Stated goal:
Collect every line in the material below that contains the string "toolbar" and list those lines.

** BEGIN **

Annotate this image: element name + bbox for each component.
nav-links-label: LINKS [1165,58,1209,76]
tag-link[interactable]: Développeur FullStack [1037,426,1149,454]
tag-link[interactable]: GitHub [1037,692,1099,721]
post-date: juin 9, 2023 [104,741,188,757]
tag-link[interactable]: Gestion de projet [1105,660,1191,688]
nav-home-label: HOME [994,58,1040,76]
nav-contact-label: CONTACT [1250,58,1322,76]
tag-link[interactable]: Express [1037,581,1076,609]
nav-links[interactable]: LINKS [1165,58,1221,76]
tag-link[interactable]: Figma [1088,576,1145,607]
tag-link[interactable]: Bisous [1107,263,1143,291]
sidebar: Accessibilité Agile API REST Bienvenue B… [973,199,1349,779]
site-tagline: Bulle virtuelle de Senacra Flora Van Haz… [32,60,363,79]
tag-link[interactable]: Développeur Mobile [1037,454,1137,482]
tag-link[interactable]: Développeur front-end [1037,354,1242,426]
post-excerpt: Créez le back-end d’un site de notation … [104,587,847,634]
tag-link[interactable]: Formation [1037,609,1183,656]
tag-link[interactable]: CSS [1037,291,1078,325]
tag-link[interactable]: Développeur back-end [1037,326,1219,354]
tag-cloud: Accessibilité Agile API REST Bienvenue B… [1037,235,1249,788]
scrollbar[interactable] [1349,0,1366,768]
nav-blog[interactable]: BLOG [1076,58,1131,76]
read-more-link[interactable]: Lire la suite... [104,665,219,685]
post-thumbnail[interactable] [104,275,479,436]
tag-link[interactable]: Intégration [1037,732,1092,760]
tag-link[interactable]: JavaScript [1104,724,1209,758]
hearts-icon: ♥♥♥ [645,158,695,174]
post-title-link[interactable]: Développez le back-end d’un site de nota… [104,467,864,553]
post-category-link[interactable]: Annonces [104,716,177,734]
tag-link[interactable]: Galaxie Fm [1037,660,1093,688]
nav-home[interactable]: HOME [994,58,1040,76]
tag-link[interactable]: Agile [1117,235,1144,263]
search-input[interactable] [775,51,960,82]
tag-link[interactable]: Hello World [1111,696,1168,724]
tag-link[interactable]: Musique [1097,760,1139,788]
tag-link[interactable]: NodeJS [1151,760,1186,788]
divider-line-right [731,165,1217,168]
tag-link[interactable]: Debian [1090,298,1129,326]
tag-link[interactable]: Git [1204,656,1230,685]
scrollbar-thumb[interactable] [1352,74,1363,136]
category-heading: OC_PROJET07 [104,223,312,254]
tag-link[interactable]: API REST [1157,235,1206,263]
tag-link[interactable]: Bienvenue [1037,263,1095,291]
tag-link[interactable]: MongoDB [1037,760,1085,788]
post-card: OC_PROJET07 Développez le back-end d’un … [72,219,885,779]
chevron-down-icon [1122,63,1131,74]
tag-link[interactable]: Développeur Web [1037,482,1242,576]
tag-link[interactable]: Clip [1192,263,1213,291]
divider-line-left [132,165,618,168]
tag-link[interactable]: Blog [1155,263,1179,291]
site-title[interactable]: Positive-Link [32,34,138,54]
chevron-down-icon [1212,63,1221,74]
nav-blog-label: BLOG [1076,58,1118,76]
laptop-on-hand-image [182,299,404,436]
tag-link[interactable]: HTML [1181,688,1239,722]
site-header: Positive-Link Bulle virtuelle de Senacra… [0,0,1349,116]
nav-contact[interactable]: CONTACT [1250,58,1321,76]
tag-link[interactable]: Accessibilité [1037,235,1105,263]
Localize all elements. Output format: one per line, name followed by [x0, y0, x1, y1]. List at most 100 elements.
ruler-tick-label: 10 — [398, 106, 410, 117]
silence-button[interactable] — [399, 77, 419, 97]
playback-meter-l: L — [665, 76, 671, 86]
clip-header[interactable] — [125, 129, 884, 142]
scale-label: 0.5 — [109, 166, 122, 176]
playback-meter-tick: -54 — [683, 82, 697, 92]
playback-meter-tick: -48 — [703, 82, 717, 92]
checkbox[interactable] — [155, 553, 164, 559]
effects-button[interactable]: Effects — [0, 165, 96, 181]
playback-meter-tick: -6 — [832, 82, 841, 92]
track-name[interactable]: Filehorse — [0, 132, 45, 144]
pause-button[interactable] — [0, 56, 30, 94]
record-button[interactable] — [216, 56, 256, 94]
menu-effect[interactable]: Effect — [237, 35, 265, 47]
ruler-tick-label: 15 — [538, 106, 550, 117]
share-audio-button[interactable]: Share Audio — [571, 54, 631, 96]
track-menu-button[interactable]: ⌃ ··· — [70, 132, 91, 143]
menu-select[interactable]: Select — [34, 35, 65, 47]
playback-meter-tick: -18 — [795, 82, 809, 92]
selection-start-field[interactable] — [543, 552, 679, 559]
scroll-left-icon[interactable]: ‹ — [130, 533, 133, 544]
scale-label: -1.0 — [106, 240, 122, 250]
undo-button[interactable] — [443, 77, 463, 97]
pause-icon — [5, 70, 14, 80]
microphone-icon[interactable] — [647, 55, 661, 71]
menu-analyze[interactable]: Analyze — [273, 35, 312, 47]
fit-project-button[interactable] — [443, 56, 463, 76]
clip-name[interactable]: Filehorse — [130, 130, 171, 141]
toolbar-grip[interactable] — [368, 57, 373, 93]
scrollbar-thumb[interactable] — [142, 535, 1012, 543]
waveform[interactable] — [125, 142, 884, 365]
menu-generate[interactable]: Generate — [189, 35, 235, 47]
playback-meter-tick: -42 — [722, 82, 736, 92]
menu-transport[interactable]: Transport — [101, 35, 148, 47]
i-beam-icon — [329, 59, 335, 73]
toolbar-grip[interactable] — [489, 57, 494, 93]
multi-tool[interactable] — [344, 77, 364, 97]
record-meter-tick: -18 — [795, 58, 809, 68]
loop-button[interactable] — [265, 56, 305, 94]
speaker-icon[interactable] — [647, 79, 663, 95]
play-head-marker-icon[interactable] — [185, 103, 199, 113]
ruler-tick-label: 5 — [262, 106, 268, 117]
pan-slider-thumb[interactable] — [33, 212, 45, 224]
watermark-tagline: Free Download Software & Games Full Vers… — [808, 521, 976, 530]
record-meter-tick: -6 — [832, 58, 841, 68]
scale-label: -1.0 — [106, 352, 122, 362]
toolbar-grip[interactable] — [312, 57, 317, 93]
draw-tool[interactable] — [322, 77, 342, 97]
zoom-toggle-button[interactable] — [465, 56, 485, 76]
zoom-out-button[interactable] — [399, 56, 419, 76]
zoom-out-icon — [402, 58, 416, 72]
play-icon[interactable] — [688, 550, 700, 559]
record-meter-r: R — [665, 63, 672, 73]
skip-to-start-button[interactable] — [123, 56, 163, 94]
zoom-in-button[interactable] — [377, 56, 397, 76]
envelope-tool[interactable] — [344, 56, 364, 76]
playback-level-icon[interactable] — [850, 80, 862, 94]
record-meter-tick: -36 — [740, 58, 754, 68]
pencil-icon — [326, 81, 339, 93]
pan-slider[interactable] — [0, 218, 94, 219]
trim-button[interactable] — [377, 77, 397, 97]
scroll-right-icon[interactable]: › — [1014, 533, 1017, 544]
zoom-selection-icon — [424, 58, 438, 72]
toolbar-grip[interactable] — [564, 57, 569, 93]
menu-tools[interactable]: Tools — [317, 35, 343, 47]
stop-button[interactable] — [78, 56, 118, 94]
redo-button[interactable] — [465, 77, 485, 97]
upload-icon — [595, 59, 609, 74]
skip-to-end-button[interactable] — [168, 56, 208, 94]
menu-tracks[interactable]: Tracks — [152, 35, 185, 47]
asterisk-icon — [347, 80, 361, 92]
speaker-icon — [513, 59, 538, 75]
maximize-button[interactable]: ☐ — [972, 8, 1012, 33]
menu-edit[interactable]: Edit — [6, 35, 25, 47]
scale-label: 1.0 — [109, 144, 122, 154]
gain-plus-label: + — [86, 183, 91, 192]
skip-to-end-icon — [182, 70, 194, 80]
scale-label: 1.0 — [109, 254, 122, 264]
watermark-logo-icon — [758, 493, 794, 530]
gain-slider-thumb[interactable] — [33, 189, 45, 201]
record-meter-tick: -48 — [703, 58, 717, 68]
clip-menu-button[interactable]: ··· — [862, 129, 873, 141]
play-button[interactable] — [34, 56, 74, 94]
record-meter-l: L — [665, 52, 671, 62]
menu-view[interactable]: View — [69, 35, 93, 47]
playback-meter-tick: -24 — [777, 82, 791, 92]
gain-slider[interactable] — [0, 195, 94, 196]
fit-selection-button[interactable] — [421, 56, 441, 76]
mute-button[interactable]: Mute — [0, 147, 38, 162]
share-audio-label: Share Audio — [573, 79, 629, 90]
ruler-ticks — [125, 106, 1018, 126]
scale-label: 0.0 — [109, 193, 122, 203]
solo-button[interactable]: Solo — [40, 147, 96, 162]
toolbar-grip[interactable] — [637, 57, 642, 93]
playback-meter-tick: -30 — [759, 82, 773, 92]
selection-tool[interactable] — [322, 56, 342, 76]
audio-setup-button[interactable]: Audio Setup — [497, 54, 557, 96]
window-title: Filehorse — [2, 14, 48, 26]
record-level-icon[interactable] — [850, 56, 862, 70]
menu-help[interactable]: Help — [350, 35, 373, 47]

** END **

Task solution:
toolbar-grip[interactable] — [368, 57, 373, 93]
toolbar-grip[interactable] — [489, 57, 494, 93]
toolbar-grip[interactable] — [312, 57, 317, 93]
toolbar-grip[interactable] — [564, 57, 569, 93]
toolbar-grip[interactable] — [637, 57, 642, 93]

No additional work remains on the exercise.